● **What to do**
Write out the material below again, unchanged.

-- START OF Listing --

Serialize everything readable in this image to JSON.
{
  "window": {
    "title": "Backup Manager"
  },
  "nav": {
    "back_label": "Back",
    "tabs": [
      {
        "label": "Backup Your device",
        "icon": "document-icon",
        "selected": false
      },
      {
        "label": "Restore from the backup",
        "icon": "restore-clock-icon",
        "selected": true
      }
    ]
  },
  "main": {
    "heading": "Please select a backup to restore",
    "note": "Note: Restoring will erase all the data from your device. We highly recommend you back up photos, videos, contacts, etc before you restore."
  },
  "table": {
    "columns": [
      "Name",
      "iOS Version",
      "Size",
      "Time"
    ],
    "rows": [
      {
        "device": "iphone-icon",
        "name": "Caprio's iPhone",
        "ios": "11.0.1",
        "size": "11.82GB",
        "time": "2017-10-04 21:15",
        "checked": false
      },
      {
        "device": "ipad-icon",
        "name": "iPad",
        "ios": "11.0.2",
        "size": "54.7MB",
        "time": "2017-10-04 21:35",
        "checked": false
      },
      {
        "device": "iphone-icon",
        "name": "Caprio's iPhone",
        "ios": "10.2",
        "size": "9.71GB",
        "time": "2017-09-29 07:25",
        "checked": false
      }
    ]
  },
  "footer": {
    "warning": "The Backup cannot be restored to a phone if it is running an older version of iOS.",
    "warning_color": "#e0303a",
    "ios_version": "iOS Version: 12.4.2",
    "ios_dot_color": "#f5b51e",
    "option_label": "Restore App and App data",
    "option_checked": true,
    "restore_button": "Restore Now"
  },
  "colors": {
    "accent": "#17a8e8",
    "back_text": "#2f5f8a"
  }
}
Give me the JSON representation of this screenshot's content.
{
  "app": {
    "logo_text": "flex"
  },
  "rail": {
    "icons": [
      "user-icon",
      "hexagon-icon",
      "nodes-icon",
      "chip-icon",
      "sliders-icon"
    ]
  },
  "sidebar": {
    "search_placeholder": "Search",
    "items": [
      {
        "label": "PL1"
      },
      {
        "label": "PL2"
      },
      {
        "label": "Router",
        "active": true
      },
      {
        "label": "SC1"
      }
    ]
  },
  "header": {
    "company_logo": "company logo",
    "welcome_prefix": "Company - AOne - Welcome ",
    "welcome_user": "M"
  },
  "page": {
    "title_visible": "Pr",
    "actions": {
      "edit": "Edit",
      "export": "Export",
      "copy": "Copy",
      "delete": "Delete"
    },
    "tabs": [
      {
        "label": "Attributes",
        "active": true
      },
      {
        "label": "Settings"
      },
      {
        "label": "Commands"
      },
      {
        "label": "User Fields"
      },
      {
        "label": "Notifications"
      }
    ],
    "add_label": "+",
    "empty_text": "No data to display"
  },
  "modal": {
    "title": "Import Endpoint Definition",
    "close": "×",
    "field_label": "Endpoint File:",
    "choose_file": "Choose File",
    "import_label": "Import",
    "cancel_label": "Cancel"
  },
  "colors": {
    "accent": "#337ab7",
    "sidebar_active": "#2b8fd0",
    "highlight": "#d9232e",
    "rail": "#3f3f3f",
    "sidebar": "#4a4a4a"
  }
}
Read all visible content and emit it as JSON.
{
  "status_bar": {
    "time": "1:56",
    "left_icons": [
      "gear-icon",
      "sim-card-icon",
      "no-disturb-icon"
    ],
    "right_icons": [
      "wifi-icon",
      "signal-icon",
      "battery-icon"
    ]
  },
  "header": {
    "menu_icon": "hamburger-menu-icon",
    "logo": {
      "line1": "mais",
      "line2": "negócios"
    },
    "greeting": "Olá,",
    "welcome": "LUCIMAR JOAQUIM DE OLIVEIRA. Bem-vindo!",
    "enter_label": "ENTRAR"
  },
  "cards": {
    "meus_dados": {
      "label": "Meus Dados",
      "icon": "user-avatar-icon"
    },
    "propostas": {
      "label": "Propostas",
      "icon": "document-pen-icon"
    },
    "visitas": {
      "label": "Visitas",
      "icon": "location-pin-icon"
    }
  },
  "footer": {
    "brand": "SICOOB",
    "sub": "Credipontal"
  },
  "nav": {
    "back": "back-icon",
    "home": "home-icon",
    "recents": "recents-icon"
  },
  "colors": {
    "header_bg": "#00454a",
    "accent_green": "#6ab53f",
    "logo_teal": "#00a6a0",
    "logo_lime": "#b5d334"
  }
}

-- END OF Listing --

● **Written response**
Serialize everything readable in this image to JSON.
{
  "window": {
    "title": "Backup Manager"
  },
  "nav": {
    "back_label": "Back",
    "tabs": [
      {
        "label": "Backup Your device",
        "icon": "document-icon",
        "selected": false
      },
      {
        "label": "Restore from the backup",
        "icon": "restore-clock-icon",
        "selected": true
      }
    ]
  },
  "main": {
    "heading": "Please select a backup to restore",
    "note": "Note: Restoring will erase all the data from your device. We highly recommend you back up photos, videos, contacts, etc before you restore."
  },
  "table": {
    "columns": [
      "Name",
      "iOS Version",
      "Size",
      "Time"
    ],
    "rows": [
      {
        "device": "iphone-icon",
        "name": "Caprio's iPhone",
        "ios": "11.0.1",
        "size": "11.82GB",
        "time": "2017-10-04 21:15",
        "checked": false
      },
      {
        "device": "ipad-icon",
        "name": "iPad",
        "ios": "11.0.2",
        "size": "54.7MB",
        "time": "2017-10-04 21:35",
        "checked": false
      },
      {
        "device": "iphone-icon",
        "name": "Caprio's iPhone",
        "ios": "10.2",
        "size": "9.71GB",
        "time": "2017-09-29 07:25",
        "checked": false
      }
    ]
  },
  "footer": {
    "warning": "The Backup cannot be restored to a phone if it is running an older version of iOS.",
    "warning_color": "#e0303a",
    "ios_version": "iOS Version: 12.4.2",
    "ios_dot_color": "#f5b51e",
    "option_label": "Restore App and App data",
    "option_checked": true,
    "restore_button": "Restore Now"
  },
  "colors": {
    "accent": "#17a8e8",
    "back_text": "#2f5f8a"
  }
}
Give me the JSON representation of this screenshot's content.
{
  "app": {
    "logo_text": "flex"
  },
  "rail": {
    "icons": [
      "user-icon",
      "hexagon-icon",
      "nodes-icon",
      "chip-icon",
      "sliders-icon"
    ]
  },
  "sidebar": {
    "search_placeholder": "Search",
    "items": [
      {
        "label": "PL1"
      },
      {
        "label": "PL2"
      },
      {
        "label": "Router",
        "active": true
      },
      {
        "label": "SC1"
      }
    ]
  },
  "header": {
    "company_logo": "company logo",
    "welcome_prefix": "Company - AOne - Welcome ",
    "welcome_user": "M"
  },
  "page": {
    "title_visible": "Pr",
    "actions": {
      "edit": "Edit",
      "export": "Export",
      "copy": "Copy",
      "delete": "Delete"
    },
    "tabs": [
      {
        "label": "Attributes",
        "active": true
      },
      {
        "label": "Settings"
      },
      {
        "label": "Commands"
      },
      {
        "label": "User Fields"
      },
      {
        "label": "Notifications"
      }
    ],
    "add_label": "+",
    "empty_text": "No data to display"
  },
  "modal": {
    "title": "Import Endpoint Definition",
    "close": "×",
    "field_label": "Endpoint File:",
    "choose_file": "Choose File",
    "import_label": "Import",
    "cancel_label": "Cancel"
  },
  "colors": {
    "accent": "#337ab7",
    "sidebar_active": "#2b8fd0",
    "highlight": "#d9232e",
    "rail": "#3f3f3f",
    "sidebar": "#4a4a4a"
  }
}
Read all visible content and emit it as JSON.
{
  "status_bar": {
    "time": "1:56",
    "left_icons": [
      "gear-icon",
      "sim-card-icon",
      "no-disturb-icon"
    ],
    "right_icons": [
      "wifi-icon",
      "signal-icon",
      "battery-icon"
    ]
  },
  "header": {
    "menu_icon": "hamburger-menu-icon",
    "logo": {
      "line1": "mais",
      "line2": "negócios"
    },
    "greeting": "Olá,",
    "welcome": "LUCIMAR JOAQUIM DE OLIVEIRA. Bem-vindo!",
    "enter_label": "ENTRAR"
  },
  "cards": {
    "meus_dados": {
      "label": "Meus Dados",
      "icon": "user-avatar-icon"
    },
    "propostas": {
      "label": "Propostas",
      "icon": "document-pen-icon"
    },
    "visitas": {
      "label": "Visitas",
      "icon": "location-pin-icon"
    }
  },
  "footer": {
    "brand": "SICOOB",
    "sub": "Credipontal"
  },
  "nav": {
    "back": "back-icon",
    "home": "home-icon",
    "recents": "recents-icon"
  },
  "colors": {
    "header_bg": "#00454a",
    "accent_green": "#6ab53f",
    "logo_teal": "#00a6a0",
    "logo_lime": "#b5d334"
  }
}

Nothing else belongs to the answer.